--- Task goal ---
Select the lines that hold the word "NUMBER" and copy each one.
○ ○ ○ ○ ○
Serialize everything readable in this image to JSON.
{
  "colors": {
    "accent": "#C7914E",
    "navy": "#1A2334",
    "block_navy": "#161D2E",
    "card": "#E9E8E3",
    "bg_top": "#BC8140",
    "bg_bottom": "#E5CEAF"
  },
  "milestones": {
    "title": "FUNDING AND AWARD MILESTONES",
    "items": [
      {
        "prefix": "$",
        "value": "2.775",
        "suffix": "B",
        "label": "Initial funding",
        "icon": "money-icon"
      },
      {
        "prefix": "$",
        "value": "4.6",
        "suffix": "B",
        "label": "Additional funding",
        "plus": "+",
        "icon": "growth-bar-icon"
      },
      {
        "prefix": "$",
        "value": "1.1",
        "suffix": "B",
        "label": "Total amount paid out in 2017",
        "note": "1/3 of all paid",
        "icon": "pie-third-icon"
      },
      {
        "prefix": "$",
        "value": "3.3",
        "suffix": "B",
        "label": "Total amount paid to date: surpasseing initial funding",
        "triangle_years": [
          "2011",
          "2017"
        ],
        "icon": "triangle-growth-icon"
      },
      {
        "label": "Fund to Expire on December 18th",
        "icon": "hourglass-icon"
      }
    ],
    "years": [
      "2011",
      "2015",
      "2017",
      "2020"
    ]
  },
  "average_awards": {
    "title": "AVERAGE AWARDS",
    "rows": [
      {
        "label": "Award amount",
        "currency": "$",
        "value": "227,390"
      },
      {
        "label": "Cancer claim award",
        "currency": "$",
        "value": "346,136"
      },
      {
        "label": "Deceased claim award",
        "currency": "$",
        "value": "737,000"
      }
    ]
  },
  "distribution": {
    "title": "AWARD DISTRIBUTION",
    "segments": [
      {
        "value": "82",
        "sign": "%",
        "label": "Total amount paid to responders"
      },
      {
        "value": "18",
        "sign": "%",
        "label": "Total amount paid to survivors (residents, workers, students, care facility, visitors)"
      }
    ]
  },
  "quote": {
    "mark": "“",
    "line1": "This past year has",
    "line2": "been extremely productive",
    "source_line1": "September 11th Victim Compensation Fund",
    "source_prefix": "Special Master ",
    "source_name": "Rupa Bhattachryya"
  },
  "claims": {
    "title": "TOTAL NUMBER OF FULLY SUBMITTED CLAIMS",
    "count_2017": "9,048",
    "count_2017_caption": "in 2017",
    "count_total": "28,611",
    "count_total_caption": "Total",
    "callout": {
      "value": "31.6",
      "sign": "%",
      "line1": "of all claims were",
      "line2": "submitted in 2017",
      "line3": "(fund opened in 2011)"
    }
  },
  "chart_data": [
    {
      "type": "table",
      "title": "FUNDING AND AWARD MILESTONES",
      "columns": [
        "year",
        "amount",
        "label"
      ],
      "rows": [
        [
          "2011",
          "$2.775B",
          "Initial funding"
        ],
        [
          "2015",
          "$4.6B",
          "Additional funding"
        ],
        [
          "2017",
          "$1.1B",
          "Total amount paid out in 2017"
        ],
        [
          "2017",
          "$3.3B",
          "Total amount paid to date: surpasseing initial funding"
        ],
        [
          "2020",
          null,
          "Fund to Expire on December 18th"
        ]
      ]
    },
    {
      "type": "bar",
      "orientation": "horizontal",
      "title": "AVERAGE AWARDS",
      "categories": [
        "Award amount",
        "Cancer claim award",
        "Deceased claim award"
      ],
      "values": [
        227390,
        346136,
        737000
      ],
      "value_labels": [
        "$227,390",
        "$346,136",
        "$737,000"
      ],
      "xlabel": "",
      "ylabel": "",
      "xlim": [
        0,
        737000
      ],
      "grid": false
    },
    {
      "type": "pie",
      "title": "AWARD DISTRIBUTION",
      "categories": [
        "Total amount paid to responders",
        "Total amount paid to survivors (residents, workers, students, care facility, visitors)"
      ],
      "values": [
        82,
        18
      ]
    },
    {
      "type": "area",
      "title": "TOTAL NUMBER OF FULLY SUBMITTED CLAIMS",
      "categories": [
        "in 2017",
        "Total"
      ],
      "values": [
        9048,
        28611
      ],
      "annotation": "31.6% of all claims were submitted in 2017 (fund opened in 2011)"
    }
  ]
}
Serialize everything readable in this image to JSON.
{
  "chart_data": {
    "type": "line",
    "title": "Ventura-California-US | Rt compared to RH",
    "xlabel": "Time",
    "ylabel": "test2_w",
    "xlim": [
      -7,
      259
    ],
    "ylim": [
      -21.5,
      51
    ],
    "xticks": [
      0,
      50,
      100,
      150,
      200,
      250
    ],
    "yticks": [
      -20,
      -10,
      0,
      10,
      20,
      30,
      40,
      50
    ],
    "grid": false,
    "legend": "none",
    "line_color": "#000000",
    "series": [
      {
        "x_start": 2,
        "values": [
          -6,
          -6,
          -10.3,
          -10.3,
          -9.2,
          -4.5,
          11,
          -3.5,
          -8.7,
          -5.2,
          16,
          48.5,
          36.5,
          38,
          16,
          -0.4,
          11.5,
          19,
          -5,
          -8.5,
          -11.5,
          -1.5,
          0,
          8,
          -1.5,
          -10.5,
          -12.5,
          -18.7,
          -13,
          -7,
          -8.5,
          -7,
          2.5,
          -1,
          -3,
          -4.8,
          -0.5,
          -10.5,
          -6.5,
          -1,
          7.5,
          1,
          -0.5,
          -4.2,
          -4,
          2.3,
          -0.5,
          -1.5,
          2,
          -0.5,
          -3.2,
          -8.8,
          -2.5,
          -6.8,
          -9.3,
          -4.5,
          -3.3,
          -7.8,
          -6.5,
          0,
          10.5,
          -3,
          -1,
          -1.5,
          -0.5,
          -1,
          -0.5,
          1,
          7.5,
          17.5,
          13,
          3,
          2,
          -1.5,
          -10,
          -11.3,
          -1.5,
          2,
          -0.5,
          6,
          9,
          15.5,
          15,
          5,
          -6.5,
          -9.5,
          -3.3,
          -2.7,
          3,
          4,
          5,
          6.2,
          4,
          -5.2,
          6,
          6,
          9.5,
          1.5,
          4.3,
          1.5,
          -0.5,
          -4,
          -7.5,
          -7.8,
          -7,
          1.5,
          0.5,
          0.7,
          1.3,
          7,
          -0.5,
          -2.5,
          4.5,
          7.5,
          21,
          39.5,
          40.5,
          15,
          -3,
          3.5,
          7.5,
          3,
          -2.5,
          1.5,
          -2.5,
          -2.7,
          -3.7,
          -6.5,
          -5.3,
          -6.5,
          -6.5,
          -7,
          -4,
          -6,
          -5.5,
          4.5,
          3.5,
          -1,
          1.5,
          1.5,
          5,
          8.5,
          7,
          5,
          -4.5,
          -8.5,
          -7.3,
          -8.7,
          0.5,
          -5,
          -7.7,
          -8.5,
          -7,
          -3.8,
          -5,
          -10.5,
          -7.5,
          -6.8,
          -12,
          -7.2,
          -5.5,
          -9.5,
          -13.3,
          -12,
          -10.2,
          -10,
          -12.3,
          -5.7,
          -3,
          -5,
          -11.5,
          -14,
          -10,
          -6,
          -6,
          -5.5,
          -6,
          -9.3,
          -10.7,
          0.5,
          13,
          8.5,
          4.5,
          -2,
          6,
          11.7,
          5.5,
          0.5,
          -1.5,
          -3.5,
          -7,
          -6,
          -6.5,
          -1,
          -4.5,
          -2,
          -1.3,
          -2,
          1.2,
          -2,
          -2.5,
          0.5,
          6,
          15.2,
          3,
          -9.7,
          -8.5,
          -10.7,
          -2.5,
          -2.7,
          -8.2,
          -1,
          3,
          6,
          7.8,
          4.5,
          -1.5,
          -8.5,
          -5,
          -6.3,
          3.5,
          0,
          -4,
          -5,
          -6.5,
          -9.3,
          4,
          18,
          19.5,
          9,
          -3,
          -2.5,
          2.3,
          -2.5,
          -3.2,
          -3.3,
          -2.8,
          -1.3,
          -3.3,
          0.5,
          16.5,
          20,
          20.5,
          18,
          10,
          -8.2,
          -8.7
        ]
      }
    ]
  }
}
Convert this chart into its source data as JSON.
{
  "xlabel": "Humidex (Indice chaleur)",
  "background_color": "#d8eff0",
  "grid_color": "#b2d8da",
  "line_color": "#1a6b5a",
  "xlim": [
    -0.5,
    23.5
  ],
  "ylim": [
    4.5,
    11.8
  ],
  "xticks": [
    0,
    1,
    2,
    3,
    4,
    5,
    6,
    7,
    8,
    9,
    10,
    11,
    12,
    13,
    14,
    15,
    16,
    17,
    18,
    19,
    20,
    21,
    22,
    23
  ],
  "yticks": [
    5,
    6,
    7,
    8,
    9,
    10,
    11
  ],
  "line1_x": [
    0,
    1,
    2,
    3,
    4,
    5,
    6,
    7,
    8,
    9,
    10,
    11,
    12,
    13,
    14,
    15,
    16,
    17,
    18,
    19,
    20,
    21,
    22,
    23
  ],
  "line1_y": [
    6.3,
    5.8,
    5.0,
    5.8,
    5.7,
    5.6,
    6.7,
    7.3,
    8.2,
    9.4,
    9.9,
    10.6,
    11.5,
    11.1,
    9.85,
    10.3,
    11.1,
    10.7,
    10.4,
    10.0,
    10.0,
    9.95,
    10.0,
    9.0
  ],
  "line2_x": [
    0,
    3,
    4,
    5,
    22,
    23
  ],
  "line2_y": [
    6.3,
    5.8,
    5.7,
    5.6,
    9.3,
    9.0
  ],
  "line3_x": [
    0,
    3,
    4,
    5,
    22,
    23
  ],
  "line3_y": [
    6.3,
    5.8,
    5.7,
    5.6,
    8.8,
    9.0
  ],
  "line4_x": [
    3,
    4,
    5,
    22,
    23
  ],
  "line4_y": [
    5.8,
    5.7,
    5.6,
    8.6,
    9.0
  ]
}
○ ○ ○ ○ ○
--- Correct answer ---
    "title": "TOTAL NUMBER OF FULLY SUBMITTED CLAIMS",
      "title": "TOTAL NUMBER OF FULLY SUBMITTED CLAIMS",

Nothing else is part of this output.